- _TO DO_:
Which lines of the records contain "your"? Collect every one of them.

## BEGIN

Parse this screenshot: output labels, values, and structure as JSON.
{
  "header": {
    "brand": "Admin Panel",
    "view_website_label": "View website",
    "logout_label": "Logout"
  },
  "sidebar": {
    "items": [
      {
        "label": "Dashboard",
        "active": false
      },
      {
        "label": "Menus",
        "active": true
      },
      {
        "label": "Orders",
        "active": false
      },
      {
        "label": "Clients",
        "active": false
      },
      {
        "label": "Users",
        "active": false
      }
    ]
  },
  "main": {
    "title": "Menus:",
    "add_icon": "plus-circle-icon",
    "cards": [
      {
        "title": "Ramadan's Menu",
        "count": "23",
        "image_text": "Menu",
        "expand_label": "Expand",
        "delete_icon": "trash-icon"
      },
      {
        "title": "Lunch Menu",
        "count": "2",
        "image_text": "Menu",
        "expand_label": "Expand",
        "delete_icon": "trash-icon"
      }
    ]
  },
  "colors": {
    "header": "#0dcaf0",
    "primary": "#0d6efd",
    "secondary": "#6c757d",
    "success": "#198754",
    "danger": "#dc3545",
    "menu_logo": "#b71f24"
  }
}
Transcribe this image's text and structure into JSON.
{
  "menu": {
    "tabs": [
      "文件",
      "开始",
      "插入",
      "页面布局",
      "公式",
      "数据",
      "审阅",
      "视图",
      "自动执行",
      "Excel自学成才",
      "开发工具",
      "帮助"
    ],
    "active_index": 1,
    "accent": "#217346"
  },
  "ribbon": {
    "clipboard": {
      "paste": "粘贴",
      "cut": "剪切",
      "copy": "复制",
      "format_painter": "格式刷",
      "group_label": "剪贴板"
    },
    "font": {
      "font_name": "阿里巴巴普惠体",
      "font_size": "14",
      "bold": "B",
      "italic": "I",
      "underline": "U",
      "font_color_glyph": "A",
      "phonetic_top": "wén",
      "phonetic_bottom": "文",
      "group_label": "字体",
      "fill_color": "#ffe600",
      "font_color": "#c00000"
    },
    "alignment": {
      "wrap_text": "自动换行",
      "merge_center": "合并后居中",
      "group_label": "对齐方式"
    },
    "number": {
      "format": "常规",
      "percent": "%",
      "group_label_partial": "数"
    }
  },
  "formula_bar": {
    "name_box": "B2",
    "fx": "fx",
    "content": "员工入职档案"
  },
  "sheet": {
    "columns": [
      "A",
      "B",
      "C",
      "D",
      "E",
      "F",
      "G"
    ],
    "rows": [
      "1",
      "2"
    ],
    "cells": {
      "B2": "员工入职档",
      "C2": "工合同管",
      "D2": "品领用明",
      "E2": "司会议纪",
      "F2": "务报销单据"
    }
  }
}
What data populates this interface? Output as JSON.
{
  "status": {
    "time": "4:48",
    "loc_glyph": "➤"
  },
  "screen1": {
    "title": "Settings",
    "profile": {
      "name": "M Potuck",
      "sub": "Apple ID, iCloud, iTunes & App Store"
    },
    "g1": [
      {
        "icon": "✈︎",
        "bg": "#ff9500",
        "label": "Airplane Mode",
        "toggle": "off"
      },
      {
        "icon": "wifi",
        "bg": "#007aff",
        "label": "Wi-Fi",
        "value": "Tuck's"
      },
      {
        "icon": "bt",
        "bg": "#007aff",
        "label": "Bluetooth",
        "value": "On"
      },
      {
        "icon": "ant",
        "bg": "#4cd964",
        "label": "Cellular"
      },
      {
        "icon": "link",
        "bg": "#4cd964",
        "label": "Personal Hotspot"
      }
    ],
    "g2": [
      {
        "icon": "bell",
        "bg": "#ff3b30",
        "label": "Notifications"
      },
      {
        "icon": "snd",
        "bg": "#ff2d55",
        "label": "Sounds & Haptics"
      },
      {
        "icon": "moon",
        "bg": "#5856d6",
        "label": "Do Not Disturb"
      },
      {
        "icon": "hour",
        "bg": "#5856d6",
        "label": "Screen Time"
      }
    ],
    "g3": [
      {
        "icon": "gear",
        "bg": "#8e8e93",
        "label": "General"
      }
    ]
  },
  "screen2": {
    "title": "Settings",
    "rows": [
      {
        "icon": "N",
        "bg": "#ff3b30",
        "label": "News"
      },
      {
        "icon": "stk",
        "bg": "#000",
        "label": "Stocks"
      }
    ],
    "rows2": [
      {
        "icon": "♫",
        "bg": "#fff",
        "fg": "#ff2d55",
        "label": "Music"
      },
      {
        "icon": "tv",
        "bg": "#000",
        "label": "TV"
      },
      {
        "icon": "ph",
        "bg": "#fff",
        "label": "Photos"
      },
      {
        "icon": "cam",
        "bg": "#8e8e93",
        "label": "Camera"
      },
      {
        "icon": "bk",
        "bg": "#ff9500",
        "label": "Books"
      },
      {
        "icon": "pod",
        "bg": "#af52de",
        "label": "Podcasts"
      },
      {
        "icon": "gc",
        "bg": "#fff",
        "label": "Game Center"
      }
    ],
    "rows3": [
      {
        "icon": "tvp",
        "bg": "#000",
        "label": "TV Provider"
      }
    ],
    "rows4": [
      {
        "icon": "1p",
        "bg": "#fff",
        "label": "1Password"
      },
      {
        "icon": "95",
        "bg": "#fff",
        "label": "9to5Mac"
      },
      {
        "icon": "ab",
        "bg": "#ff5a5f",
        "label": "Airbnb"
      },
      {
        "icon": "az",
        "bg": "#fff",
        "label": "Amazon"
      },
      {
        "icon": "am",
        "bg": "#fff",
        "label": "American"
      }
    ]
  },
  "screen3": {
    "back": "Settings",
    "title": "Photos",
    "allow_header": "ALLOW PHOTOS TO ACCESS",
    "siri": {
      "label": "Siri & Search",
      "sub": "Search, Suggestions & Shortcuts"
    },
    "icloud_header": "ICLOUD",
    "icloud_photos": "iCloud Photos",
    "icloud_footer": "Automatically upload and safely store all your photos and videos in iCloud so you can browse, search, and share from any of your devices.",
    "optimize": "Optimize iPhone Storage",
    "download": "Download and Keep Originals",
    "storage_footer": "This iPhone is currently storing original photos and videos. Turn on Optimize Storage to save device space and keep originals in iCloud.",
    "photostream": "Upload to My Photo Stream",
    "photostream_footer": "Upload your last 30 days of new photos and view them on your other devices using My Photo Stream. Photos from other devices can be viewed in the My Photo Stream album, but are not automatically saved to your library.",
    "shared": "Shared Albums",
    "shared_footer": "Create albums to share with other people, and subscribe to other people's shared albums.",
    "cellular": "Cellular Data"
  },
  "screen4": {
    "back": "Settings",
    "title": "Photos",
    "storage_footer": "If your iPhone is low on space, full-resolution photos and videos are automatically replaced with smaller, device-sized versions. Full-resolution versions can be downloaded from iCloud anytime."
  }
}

## END

- _ANSWER FOR THIS EXERCISE_:
    "icloud_footer": "Automatically upload and safely store all your photos and videos in iCloud so you can browse, search, and share from any of your devices.",
    "photostream_footer": "Upload your last 30 days of new photos and view them on your other devices using My Photo Stream. Photos from other devices can be viewed in the My Photo Stream album, but are not automatically saved to your library.",
    "storage_footer": "If your iPhone is low on space, full-resolution photos and videos are automatically replaced with smaller, device-sized versions. Full-resolution versions can be downloaded from iCloud anytime."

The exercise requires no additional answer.